Stored data entries:
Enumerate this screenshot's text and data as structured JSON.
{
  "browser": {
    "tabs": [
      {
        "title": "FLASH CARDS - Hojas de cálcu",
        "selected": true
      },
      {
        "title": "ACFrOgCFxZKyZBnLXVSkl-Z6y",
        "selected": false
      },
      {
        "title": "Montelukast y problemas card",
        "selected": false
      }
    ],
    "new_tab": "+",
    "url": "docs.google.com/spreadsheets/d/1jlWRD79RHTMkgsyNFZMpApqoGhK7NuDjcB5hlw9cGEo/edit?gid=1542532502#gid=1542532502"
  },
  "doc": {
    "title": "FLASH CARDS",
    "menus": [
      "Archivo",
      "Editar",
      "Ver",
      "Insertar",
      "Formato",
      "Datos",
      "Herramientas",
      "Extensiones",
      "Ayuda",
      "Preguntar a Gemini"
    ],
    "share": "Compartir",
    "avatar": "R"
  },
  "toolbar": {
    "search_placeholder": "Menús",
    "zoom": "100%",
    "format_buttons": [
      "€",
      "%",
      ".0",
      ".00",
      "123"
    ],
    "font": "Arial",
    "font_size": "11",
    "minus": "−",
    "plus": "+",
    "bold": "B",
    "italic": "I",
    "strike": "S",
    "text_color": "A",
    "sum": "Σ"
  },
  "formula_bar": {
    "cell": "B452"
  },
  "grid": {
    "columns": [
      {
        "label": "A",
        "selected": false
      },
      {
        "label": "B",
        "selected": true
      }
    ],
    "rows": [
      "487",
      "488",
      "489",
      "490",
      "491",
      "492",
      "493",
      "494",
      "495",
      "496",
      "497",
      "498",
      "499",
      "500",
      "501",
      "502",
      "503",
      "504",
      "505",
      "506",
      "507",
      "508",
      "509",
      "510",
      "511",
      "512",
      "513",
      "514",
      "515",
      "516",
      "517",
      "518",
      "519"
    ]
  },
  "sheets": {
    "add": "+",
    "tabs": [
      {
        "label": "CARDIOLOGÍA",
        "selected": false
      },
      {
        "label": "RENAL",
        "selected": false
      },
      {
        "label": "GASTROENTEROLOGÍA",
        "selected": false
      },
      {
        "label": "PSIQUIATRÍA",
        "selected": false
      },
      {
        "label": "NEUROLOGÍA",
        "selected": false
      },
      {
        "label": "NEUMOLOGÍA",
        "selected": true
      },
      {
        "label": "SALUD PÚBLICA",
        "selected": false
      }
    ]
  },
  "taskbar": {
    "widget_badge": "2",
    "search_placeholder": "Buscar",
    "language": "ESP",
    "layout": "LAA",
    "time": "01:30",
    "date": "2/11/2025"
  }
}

→ TASK INSTRUCTIONS:
Generate an exact reproduction of all entries.

→ RESPONSE TO THE TASK:
Enumerate this screenshot's text and data as structured JSON.
{
  "browser": {
    "tabs": [
      {
        "title": "FLASH CARDS - Hojas de cálcu",
        "selected": true
      },
      {
        "title": "ACFrOgCFxZKyZBnLXVSkl-Z6y",
        "selected": false
      },
      {
        "title": "Montelukast y problemas card",
        "selected": false
      }
    ],
    "new_tab": "+",
    "url": "docs.google.com/spreadsheets/d/1jlWRD79RHTMkgsyNFZMpApqoGhK7NuDjcB5hlw9cGEo/edit?gid=1542532502#gid=1542532502"
  },
  "doc": {
    "title": "FLASH CARDS",
    "menus": [
      "Archivo",
      "Editar",
      "Ver",
      "Insertar",
      "Formato",
      "Datos",
      "Herramientas",
      "Extensiones",
      "Ayuda",
      "Preguntar a Gemini"
    ],
    "share": "Compartir",
    "avatar": "R"
  },
  "toolbar": {
    "search_placeholder": "Menús",
    "zoom": "100%",
    "format_buttons": [
      "€",
      "%",
      ".0",
      ".00",
      "123"
    ],
    "font": "Arial",
    "font_size": "11",
    "minus": "−",
    "plus": "+",
    "bold": "B",
    "italic": "I",
    "strike": "S",
    "text_color": "A",
    "sum": "Σ"
  },
  "formula_bar": {
    "cell": "B452"
  },
  "grid": {
    "columns": [
      {
        "label": "A",
        "selected": false
      },
      {
        "label": "B",
        "selected": true
      }
    ],
    "rows": [
      "487",
      "488",
      "489",
      "490",
      "491",
      "492",
      "493",
      "494",
      "495",
      "496",
      "497",
      "498",
      "499",
      "500",
      "501",
      "502",
      "503",
      "504",
      "505",
      "506",
      "507",
      "508",
      "509",
      "510",
      "511",
      "512",
      "513",
      "514",
      "515",
      "516",
      "517",
      "518",
      "519"
    ]
  },
  "sheets": {
    "add": "+",
    "tabs": [
      {
        "label": "CARDIOLOGÍA",
        "selected": false
      },
      {
        "label": "RENAL",
        "selected": false
      },
      {
        "label": "GASTROENTEROLOGÍA",
        "selected": false
      },
      {
        "label": "PSIQUIATRÍA",
        "selected": false
      },
      {
        "label": "NEUROLOGÍA",
        "selected": false
      },
      {
        "label": "NEUMOLOGÍA",
        "selected": true
      },
      {
        "label": "SALUD PÚBLICA",
        "selected": false
      }
    ]
  },
  "taskbar": {
    "widget_badge": "2",
    "search_placeholder": "Buscar",
    "language": "ESP",
    "layout": "LAA",
    "time": "01:30",
    "date": "2/11/2025"
  }
}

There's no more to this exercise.